(Given records):
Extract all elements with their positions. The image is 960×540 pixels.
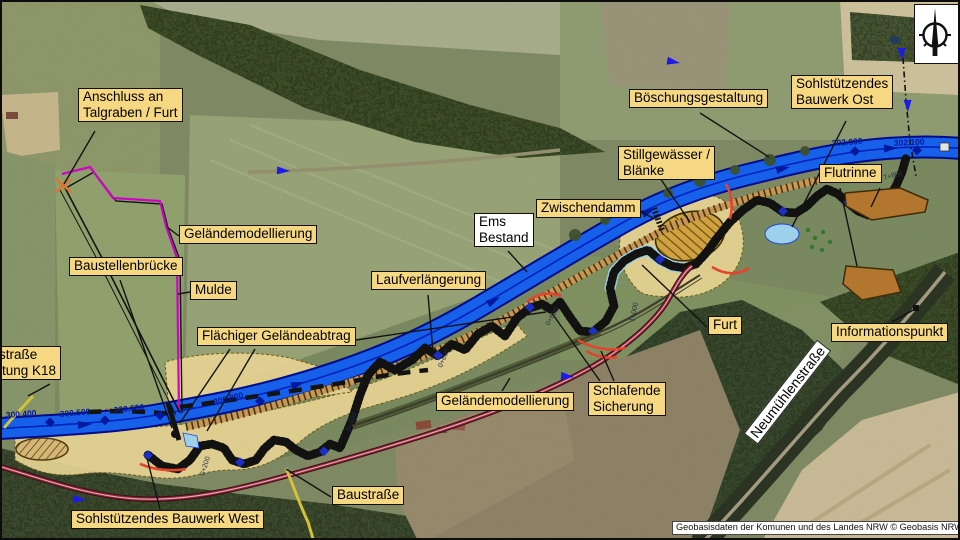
map-attribution: Geobasisdaten der Komunen und des Landes… <box>672 521 960 535</box>
map-label-sohlbauwerk-west: Sohlstützendes Bauwerk West <box>71 510 264 529</box>
map-label-boeschungsgestaltung: Böschungsgestaltung <box>629 89 768 108</box>
map-label-stillgewaesser: Stillgewässer / Blänke <box>618 146 715 180</box>
plan-map: 300.400 300.500 300.600 300.800 302.000 … <box>0 0 960 540</box>
map-label-anschluss-talgraben: Anschluss an Talgraben / Furt <box>78 88 183 122</box>
map-label-ems-bestand: Ems Bestand <box>474 213 534 247</box>
map-label-gelaendemodellierung-s: Geländemodellierung <box>436 392 574 411</box>
map-label-flutrinne: Flutrinne <box>819 164 882 183</box>
north-arrow-box <box>914 4 960 64</box>
map-label-mulde: Mulde <box>190 281 237 300</box>
map-label-baustellenbruecke: Baustellenbrücke <box>69 257 183 276</box>
map-label-laufverlaengerung: Laufverlängerung <box>371 271 486 290</box>
map-label-sohlbauwerk-ost: Sohlstützendes Bauwerk Ost <box>791 75 893 109</box>
map-label-flaechiger-gelaendeabtrag: Flächiger Geländeabtrag <box>197 327 356 346</box>
map-label-furt: Furt <box>708 316 742 335</box>
map-label-zwischendamm: Zwischendamm <box>536 199 641 218</box>
map-label-gelaendemodellierung-nw: Geländemodellierung <box>179 225 317 244</box>
map-label-informationspunkt: Informationspunkt <box>831 323 948 342</box>
map-label-schlafende-sicherung: Schlafende Sicherung <box>588 382 666 416</box>
map-label-baustrasse: Baustraße <box>332 486 404 505</box>
map-label-baustrasse-k18: Baustraße Richtung K18 <box>0 346 61 380</box>
north-arrow-icon <box>915 5 956 60</box>
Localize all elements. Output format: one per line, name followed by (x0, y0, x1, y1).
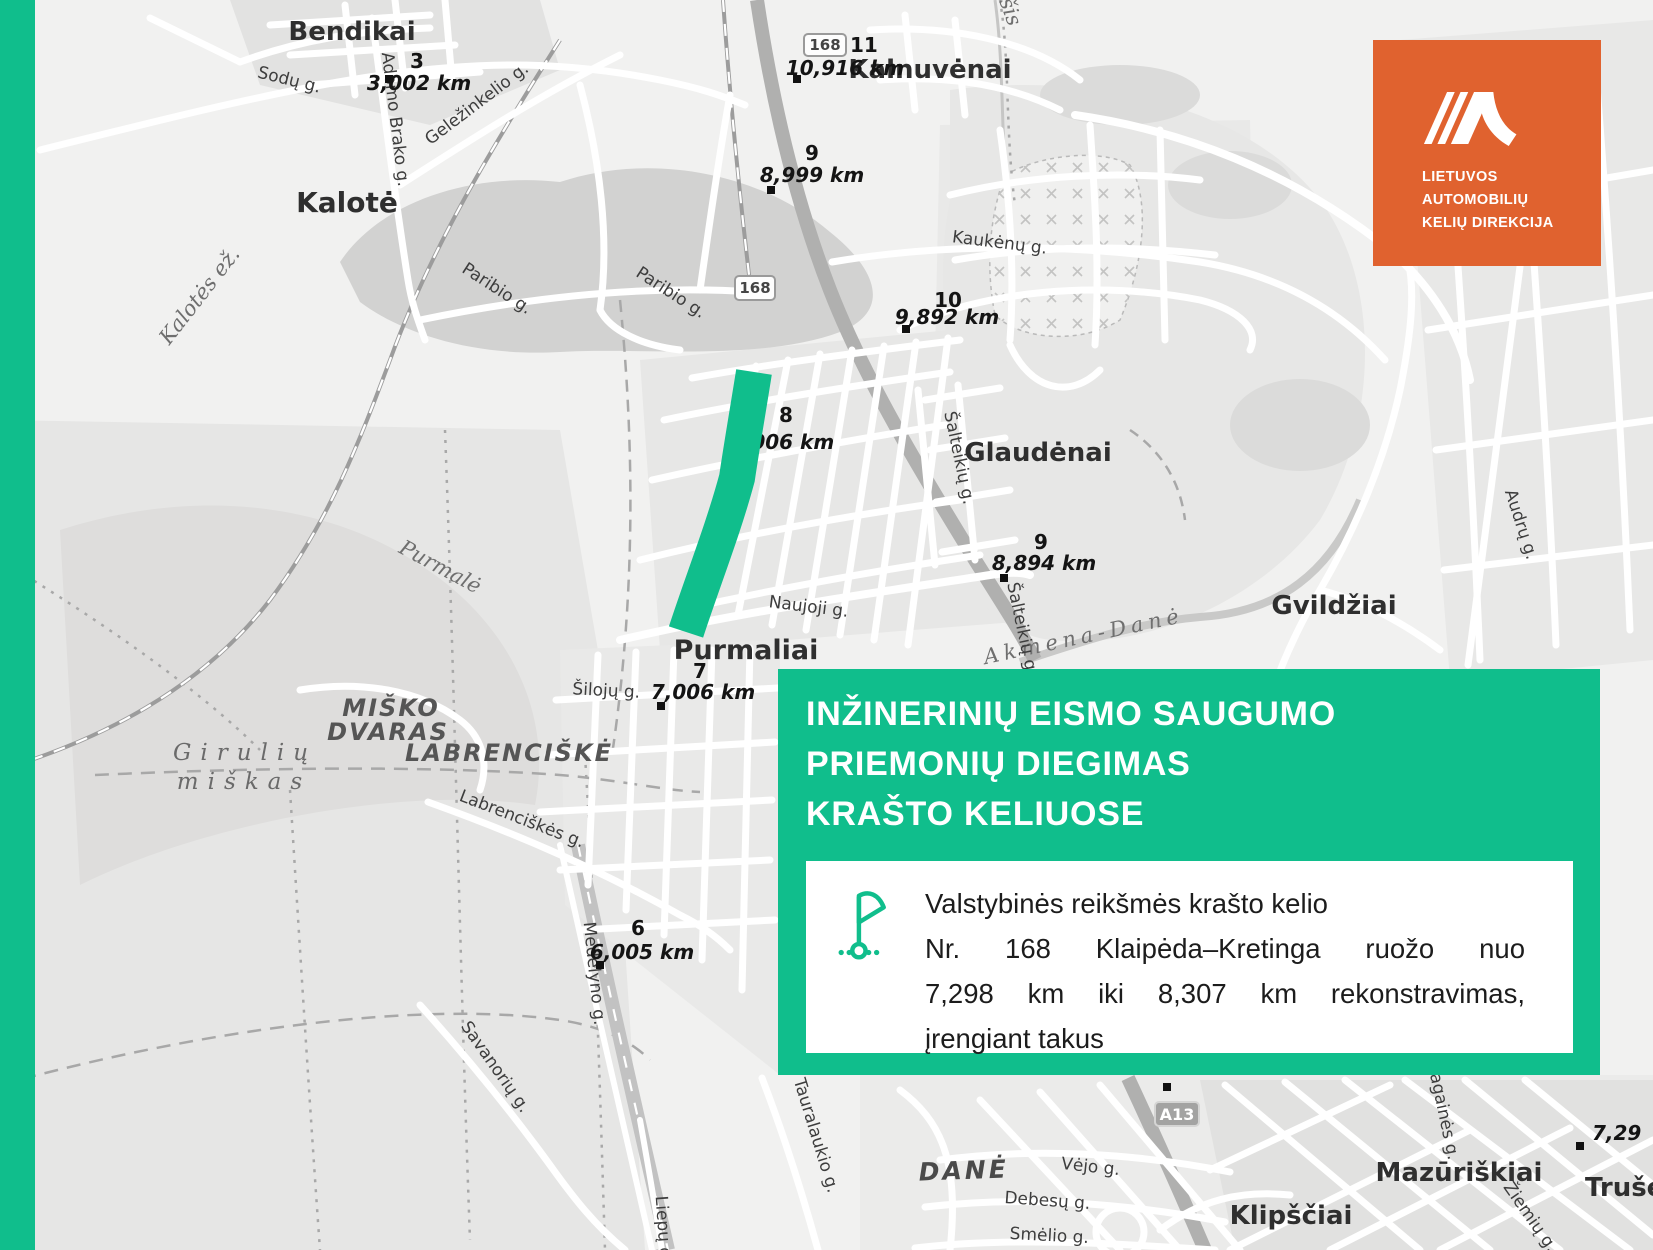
flag-icon-wrap (806, 861, 925, 1053)
lakd-logo-text: LIETUVOS AUTOMOBILIŲ KELIŲ DIREKCIJA (1422, 166, 1601, 235)
km-3-number: 3 (410, 49, 424, 73)
km-8-number: 8 (779, 403, 793, 427)
project-info-box: Valstybinės reikšmės krašto kelio Nr. 16… (806, 861, 1573, 1053)
project-description: Valstybinės reikšmės krašto kelio Nr. 16… (925, 861, 1525, 1053)
km-729-value: 7,29 (1592, 1121, 1641, 1145)
label-miskas: miškas (177, 769, 311, 795)
shield-168-top: 168 (809, 36, 840, 54)
km-9b-value: 8,894 km (992, 551, 1096, 575)
logo-line-3: KELIŲ DIREKCIJA (1422, 212, 1601, 235)
km-6-value: 6,005 km (590, 940, 694, 964)
km-9a-number: 9 (805, 141, 819, 165)
label-labrenciske: LABRENCIŠKĖ (405, 737, 613, 767)
km-3-value: 3,002 km (367, 71, 471, 95)
banner-title: INŽINERINIŲ EISMO SAUGUMO PRIEMONIŲ DIEG… (806, 689, 1572, 839)
street-liepu: Liepų g. (651, 1195, 676, 1250)
label-giruliu: Girulių (173, 740, 317, 766)
place-bendikai: Bendikai (288, 17, 415, 47)
place-truseliai: Trušeliai (1585, 1173, 1653, 1203)
shield-a13: A13 (1160, 1105, 1195, 1124)
label-dane: DANĖ (918, 1153, 1009, 1186)
info-line-1: Valstybinės reikšmės krašto kelio (925, 881, 1525, 926)
place-klipsciai: Klipščiai (1230, 1201, 1353, 1231)
title-line-3: KRAŠTO KELIUOSE (806, 789, 1572, 839)
place-mazuriskiai: Mazūriškiai (1376, 1158, 1543, 1188)
place-glaudenai: Glaudėnai (964, 438, 1112, 468)
info-line-2: Nr. 168 Klaipėda–Kretinga ruožo nuo (925, 926, 1525, 971)
street-smelio: Smėlio g. (1009, 1224, 1089, 1248)
place-kalote: Kalotė (296, 186, 398, 219)
logo-line-2: AUTOMOBILIŲ (1422, 189, 1601, 212)
flag-icon (835, 883, 897, 975)
info-line-4: įrengiant takus (925, 1016, 1525, 1061)
km-7-value: 7,006 km (651, 680, 755, 704)
shield-168: 168 (739, 279, 770, 297)
title-line-1: INŽINERINIŲ EISMO SAUGUMO (806, 689, 1572, 739)
km-9a-value: 8,999 km (760, 163, 864, 187)
km-11-value: 10,916 km (786, 56, 904, 80)
km-11-number: 11 (850, 33, 878, 57)
project-banner: INŽINERINIŲ EISMO SAUGUMO PRIEMONIŲ DIEG… (778, 669, 1600, 1075)
km-10-value: 9,892 km (895, 305, 999, 329)
left-accent-stripe (0, 0, 35, 1250)
place-gvildziai: Gvildžiai (1271, 591, 1396, 621)
lakd-logo-icon (1422, 90, 1528, 146)
info-line-3: 7,298 km iki 8,307 km rekonstravimas, (925, 971, 1525, 1016)
title-line-2: PRIEMONIŲ DIEGIMAS (806, 739, 1572, 789)
lakd-logo-box: LIETUVOS AUTOMOBILIŲ KELIŲ DIREKCIJA (1373, 40, 1601, 266)
km-6-number: 6 (631, 916, 645, 940)
logo-line-1: LIETUVOS (1422, 166, 1601, 189)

(Directive): Reproduce every line of the entries above word for word, leaving out the pictures.

(Solution for this exercise):
Extract all elements with their positions. The image is 960×540 pixels.
map-attribution: Geobasisdaten der Komunen und des Landes… <box>672 521 960 535</box>
map-label-sohlbauwerk-west: Sohlstützendes Bauwerk West <box>71 510 264 529</box>
map-label-boeschungsgestaltung: Böschungsgestaltung <box>629 89 768 108</box>
map-label-stillgewaesser: Stillgewässer / Blänke <box>618 146 715 180</box>
plan-map: 300.400 300.500 300.600 300.800 302.000 … <box>0 0 960 540</box>
map-label-anschluss-talgraben: Anschluss an Talgraben / Furt <box>78 88 183 122</box>
map-label-ems-bestand: Ems Bestand <box>474 213 534 247</box>
map-label-gelaendemodellierung-s: Geländemodellierung <box>436 392 574 411</box>
map-label-flutrinne: Flutrinne <box>819 164 882 183</box>
north-arrow-box <box>914 4 960 64</box>
map-label-mulde: Mulde <box>190 281 237 300</box>
map-label-baustellenbruecke: Baustellenbrücke <box>69 257 183 276</box>
map-label-laufverlaengerung: Laufverlängerung <box>371 271 486 290</box>
map-label-sohlbauwerk-ost: Sohlstützendes Bauwerk Ost <box>791 75 893 109</box>
map-label-flaechiger-gelaendeabtrag: Flächiger Geländeabtrag <box>197 327 356 346</box>
map-label-furt: Furt <box>708 316 742 335</box>
map-label-zwischendamm: Zwischendamm <box>536 199 641 218</box>
map-label-gelaendemodellierung-nw: Geländemodellierung <box>179 225 317 244</box>
map-label-informationspunkt: Informationspunkt <box>831 323 948 342</box>
map-label-schlafende-sicherung: Schlafende Sicherung <box>588 382 666 416</box>
map-label-baustrasse: Baustraße <box>332 486 404 505</box>
map-label-baustrasse-k18: Baustraße Richtung K18 <box>0 346 61 380</box>
north-arrow-icon <box>915 5 956 60</box>
Localize all elements. Output format: one per line, name followed by (x0, y0, x1, y1).
flag-icon-wrap (806, 861, 925, 1053)
lakd-logo-text: LIETUVOS AUTOMOBILIŲ KELIŲ DIREKCIJA (1422, 166, 1601, 235)
km-3-number: 3 (410, 49, 424, 73)
km-8-number: 8 (779, 403, 793, 427)
project-info-box: Valstybinės reikšmės krašto kelio Nr. 16… (806, 861, 1573, 1053)
project-description: Valstybinės reikšmės krašto kelio Nr. 16… (925, 861, 1525, 1053)
km-729-value: 7,29 (1592, 1121, 1641, 1145)
label-miskas: miškas (177, 769, 311, 795)
shield-168-top: 168 (809, 36, 840, 54)
km-9b-value: 8,894 km (992, 551, 1096, 575)
logo-line-3: KELIŲ DIREKCIJA (1422, 212, 1601, 235)
km-6-value: 6,005 km (590, 940, 694, 964)
km-9a-number: 9 (805, 141, 819, 165)
label-labrenciske: LABRENCIŠKĖ (405, 737, 613, 767)
km-3-value: 3,002 km (367, 71, 471, 95)
banner-title: INŽINERINIŲ EISMO SAUGUMO PRIEMONIŲ DIEG… (806, 689, 1572, 839)
street-liepu: Liepų g. (651, 1195, 676, 1250)
label-giruliu: Girulių (173, 740, 317, 766)
place-bendikai: Bendikai (288, 17, 415, 47)
place-truseliai: Trušeliai (1585, 1173, 1653, 1203)
shield-a13: A13 (1160, 1105, 1195, 1124)
label-dane: DANĖ (918, 1153, 1009, 1186)
info-line-1: Valstybinės reikšmės krašto kelio (925, 881, 1525, 926)
place-klipsciai: Klipščiai (1230, 1201, 1353, 1231)
title-line-3: KRAŠTO KELIUOSE (806, 789, 1572, 839)
place-mazuriskiai: Mazūriškiai (1376, 1158, 1543, 1188)
place-glaudenai: Glaudėnai (964, 438, 1112, 468)
info-line-2: Nr. 168 Klaipėda–Kretinga ruožo nuo (925, 926, 1525, 971)
street-smelio: Smėlio g. (1009, 1224, 1089, 1248)
place-kalote: Kalotė (296, 186, 398, 219)
logo-line-2: AUTOMOBILIŲ (1422, 189, 1601, 212)
flag-icon (835, 883, 897, 975)
info-line-4: įrengiant takus (925, 1016, 1525, 1061)
km-7-value: 7,006 km (651, 680, 755, 704)
shield-168: 168 (739, 279, 770, 297)
title-line-1: INŽINERINIŲ EISMO SAUGUMO (806, 689, 1572, 739)
km-9a-value: 8,999 km (760, 163, 864, 187)
km-11-value: 10,916 km (786, 56, 904, 80)
km-11-number: 11 (850, 33, 878, 57)
project-banner: INŽINERINIŲ EISMO SAUGUMO PRIEMONIŲ DIEG… (778, 669, 1600, 1075)
km-10-value: 9,892 km (895, 305, 999, 329)
left-accent-stripe (0, 0, 35, 1250)
place-gvildziai: Gvildžiai (1271, 591, 1396, 621)
lakd-logo-icon (1422, 90, 1528, 146)
info-line-3: 7,298 km iki 8,307 km rekonstravimas, (925, 971, 1525, 1016)
title-line-2: PRIEMONIŲ DIEGIMAS (806, 739, 1572, 789)
lakd-logo-box: LIETUVOS AUTOMOBILIŲ KELIŲ DIREKCIJA (1373, 40, 1601, 266)
km-6-number: 6 (631, 916, 645, 940)
logo-line-1: LIETUVOS (1422, 166, 1601, 189)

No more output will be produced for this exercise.